Repeat the listing below in full, exactly as it stands.

+++

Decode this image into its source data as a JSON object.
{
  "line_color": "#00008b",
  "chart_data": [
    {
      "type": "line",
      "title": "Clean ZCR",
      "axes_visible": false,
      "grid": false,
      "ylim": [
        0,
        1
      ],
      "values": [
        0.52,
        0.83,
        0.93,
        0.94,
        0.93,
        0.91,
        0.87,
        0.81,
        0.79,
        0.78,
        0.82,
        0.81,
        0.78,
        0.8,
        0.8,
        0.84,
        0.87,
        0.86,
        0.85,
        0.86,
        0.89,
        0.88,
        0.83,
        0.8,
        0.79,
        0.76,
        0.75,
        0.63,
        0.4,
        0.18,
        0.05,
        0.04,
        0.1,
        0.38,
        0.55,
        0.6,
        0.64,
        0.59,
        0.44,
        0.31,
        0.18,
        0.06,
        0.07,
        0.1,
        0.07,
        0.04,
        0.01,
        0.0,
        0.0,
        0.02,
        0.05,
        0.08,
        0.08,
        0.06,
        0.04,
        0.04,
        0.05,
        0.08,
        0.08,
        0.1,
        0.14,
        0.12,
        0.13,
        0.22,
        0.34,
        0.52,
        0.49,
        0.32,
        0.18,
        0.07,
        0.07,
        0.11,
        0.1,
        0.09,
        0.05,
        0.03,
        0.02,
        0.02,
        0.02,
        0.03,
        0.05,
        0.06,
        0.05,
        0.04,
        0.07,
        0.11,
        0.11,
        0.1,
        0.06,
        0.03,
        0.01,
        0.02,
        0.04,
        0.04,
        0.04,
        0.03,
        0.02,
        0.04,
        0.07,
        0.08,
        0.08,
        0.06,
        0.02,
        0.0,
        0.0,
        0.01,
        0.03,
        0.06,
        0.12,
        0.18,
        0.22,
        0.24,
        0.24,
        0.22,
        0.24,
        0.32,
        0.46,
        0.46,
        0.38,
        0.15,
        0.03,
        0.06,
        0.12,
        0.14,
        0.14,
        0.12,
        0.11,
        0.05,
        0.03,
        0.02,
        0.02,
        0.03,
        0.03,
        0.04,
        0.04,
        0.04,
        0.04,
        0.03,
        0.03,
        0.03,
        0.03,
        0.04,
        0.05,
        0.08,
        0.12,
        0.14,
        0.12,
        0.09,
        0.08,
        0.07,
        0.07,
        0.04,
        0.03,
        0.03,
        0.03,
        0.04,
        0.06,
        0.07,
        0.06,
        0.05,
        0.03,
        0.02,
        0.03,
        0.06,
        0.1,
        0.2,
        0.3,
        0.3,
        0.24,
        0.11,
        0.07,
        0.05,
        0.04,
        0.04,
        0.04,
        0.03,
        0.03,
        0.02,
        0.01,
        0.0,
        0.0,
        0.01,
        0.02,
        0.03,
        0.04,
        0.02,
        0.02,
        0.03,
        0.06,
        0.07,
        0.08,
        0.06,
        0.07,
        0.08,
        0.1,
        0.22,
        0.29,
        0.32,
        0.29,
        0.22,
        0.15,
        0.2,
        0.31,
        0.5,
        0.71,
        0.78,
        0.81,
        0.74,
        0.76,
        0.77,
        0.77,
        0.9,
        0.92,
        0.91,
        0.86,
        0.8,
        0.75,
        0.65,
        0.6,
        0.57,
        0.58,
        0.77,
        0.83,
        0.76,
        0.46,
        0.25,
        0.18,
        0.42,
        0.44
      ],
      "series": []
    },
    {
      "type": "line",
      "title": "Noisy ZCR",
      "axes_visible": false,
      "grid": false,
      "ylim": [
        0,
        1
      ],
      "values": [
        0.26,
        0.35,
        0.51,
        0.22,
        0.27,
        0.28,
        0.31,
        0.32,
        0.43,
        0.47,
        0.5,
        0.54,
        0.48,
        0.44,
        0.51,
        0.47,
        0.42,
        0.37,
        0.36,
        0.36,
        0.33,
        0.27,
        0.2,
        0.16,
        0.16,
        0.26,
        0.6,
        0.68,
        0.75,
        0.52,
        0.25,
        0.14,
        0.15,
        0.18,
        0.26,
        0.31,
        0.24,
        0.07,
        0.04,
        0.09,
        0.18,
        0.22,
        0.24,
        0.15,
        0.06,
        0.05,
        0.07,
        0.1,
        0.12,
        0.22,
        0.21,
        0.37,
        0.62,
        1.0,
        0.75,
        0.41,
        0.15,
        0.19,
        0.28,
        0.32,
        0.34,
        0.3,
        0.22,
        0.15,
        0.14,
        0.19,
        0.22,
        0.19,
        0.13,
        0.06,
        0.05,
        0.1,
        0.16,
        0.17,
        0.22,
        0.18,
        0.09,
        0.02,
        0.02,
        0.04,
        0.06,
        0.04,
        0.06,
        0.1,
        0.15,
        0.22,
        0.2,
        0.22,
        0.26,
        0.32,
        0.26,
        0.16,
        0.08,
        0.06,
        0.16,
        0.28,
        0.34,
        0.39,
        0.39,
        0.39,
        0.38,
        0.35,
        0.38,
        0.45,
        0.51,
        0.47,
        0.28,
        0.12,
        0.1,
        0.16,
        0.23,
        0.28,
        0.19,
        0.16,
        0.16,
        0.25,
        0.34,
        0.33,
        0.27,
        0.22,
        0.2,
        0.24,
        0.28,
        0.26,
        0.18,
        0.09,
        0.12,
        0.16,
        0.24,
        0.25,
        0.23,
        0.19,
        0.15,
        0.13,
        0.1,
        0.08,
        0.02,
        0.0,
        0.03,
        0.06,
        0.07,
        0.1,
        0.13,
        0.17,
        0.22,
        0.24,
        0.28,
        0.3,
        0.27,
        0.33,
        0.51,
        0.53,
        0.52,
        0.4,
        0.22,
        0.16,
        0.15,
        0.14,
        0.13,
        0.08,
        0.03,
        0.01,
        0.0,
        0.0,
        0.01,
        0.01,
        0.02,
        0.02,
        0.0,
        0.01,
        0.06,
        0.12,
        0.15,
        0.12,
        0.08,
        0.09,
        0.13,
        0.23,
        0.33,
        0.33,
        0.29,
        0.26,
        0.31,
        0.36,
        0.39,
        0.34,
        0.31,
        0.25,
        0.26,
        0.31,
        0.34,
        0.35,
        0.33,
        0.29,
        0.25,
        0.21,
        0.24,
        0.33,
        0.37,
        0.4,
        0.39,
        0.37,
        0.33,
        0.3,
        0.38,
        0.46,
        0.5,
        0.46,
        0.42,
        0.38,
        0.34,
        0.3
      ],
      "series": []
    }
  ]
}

+++

# RESULT OF THIS EXERCISE
Decode this image into its source data as a JSON object.
{
  "line_color": "#00008b",
  "chart_data": [
    {
      "type": "line",
      "title": "Clean ZCR",
      "axes_visible": false,
      "grid": false,
      "ylim": [
        0,
        1
      ],
      "values": [
        0.52,
        0.83,
        0.93,
        0.94,
        0.93,
        0.91,
        0.87,
        0.81,
        0.79,
        0.78,
        0.82,
        0.81,
        0.78,
        0.8,
        0.8,
        0.84,
        0.87,
        0.86,
        0.85,
        0.86,
        0.89,
        0.88,
        0.83,
        0.8,
        0.79,
        0.76,
        0.75,
        0.63,
        0.4,
        0.18,
        0.05,
        0.04,
        0.1,
        0.38,
        0.55,
        0.6,
        0.64,
        0.59,
        0.44,
        0.31,
        0.18,
        0.06,
        0.07,
        0.1,
        0.07,
        0.04,
        0.01,
        0.0,
        0.0,
        0.02,
        0.05,
        0.08,
        0.08,
        0.06,
        0.04,
        0.04,
        0.05,
        0.08,
        0.08,
        0.1,
        0.14,
        0.12,
        0.13,
        0.22,
        0.34,
        0.52,
        0.49,
        0.32,
        0.18,
        0.07,
        0.07,
        0.11,
        0.1,
        0.09,
        0.05,
        0.03,
        0.02,
        0.02,
        0.02,
        0.03,
        0.05,
        0.06,
        0.05,
        0.04,
        0.07,
        0.11,
        0.11,
        0.1,
        0.06,
        0.03,
        0.01,
        0.02,
        0.04,
        0.04,
        0.04,
        0.03,
        0.02,
        0.04,
        0.07,
        0.08,
        0.08,
        0.06,
        0.02,
        0.0,
        0.0,
        0.01,
        0.03,
        0.06,
        0.12,
        0.18,
        0.22,
        0.24,
        0.24,
        0.22,
        0.24,
        0.32,
        0.46,
        0.46,
        0.38,
        0.15,
        0.03,
        0.06,
        0.12,
        0.14,
        0.14,
        0.12,
        0.11,
        0.05,
        0.03,
        0.02,
        0.02,
        0.03,
        0.03,
        0.04,
        0.04,
        0.04,
        0.04,
        0.03,
        0.03,
        0.03,
        0.03,
        0.04,
        0.05,
        0.08,
        0.12,
        0.14,
        0.12,
        0.09,
        0.08,
        0.07,
        0.07,
        0.04,
        0.03,
        0.03,
        0.03,
        0.04,
        0.06,
        0.07,
        0.06,
        0.05,
        0.03,
        0.02,
        0.03,
        0.06,
        0.1,
        0.2,
        0.3,
        0.3,
        0.24,
        0.11,
        0.07,
        0.05,
        0.04,
        0.04,
        0.04,
        0.03,
        0.03,
        0.02,
        0.01,
        0.0,
        0.0,
        0.01,
        0.02,
        0.03,
        0.04,
        0.02,
        0.02,
        0.03,
        0.06,
        0.07,
        0.08,
        0.06,
        0.07,
        0.08,
        0.1,
        0.22,
        0.29,
        0.32,
        0.29,
        0.22,
        0.15,
        0.2,
        0.31,
        0.5,
        0.71,
        0.78,
        0.81,
        0.74,
        0.76,
        0.77,
        0.77,
        0.9,
        0.92,
        0.91,
        0.86,
        0.8,
        0.75,
        0.65,
        0.6,
        0.57,
        0.58,
        0.77,
        0.83,
        0.76,
        0.46,
        0.25,
        0.18,
        0.42,
        0.44
      ],
      "series": []
    },
    {
      "type": "line",
      "title": "Noisy ZCR",
      "axes_visible": false,
      "grid": false,
      "ylim": [
        0,
        1
      ],
      "values": [
        0.26,
        0.35,
        0.51,
        0.22,
        0.27,
        0.28,
        0.31,
        0.32,
        0.43,
        0.47,
        0.5,
        0.54,
        0.48,
        0.44,
        0.51,
        0.47,
        0.42,
        0.37,
        0.36,
        0.36,
        0.33,
        0.27,
        0.2,
        0.16,
        0.16,
        0.26,
        0.6,
        0.68,
        0.75,
        0.52,
        0.25,
        0.14,
        0.15,
        0.18,
        0.26,
        0.31,
        0.24,
        0.07,
        0.04,
        0.09,
        0.18,
        0.22,
        0.24,
        0.15,
        0.06,
        0.05,
        0.07,
        0.1,
        0.12,
        0.22,
        0.21,
        0.37,
        0.62,
        1.0,
        0.75,
        0.41,
        0.15,
        0.19,
        0.28,
        0.32,
        0.34,
        0.3,
        0.22,
        0.15,
        0.14,
        0.19,
        0.22,
        0.19,
        0.13,
        0.06,
        0.05,
        0.1,
        0.16,
        0.17,
        0.22,
        0.18,
        0.09,
        0.02,
        0.02,
        0.04,
        0.06,
        0.04,
        0.06,
        0.1,
        0.15,
        0.22,
        0.2,
        0.22,
        0.26,
        0.32,
        0.26,
        0.16,
        0.08,
        0.06,
        0.16,
        0.28,
        0.34,
        0.39,
        0.39,
        0.39,
        0.38,
        0.35,
        0.38,
        0.45,
        0.51,
        0.47,
        0.28,
        0.12,
        0.1,
        0.16,
        0.23,
        0.28,
        0.19,
        0.16,
        0.16,
        0.25,
        0.34,
        0.33,
        0.27,
        0.22,
        0.2,
        0.24,
        0.28,
        0.26,
        0.18,
        0.09,
        0.12,
        0.16,
        0.24,
        0.25,
        0.23,
        0.19,
        0.15,
        0.13,
        0.1,
        0.08,
        0.02,
        0.0,
        0.03,
        0.06,
        0.07,
        0.1,
        0.13,
        0.17,
        0.22,
        0.24,
        0.28,
        0.3,
        0.27,
        0.33,
        0.51,
        0.53,
        0.52,
        0.4,
        0.22,
        0.16,
        0.15,
        0.14,
        0.13,
        0.08,
        0.03,
        0.01,
        0.0,
        0.0,
        0.01,
        0.01,
        0.02,
        0.02,
        0.0,
        0.01,
        0.06,
        0.12,
        0.15,
        0.12,
        0.08,
        0.09,
        0.13,
        0.23,
        0.33,
        0.33,
        0.29,
        0.26,
        0.31,
        0.36,
        0.39,
        0.34,
        0.31,
        0.25,
        0.26,
        0.31,
        0.34,
        0.35,
        0.33,
        0.29,
        0.25,
        0.21,
        0.24,
        0.33,
        0.37,
        0.4,
        0.39,
        0.37,
        0.33,
        0.3,
        0.38,
        0.46,
        0.5,
        0.46,
        0.42,
        0.38,
        0.34,
        0.3
      ],
      "series": []
    }
  ]
}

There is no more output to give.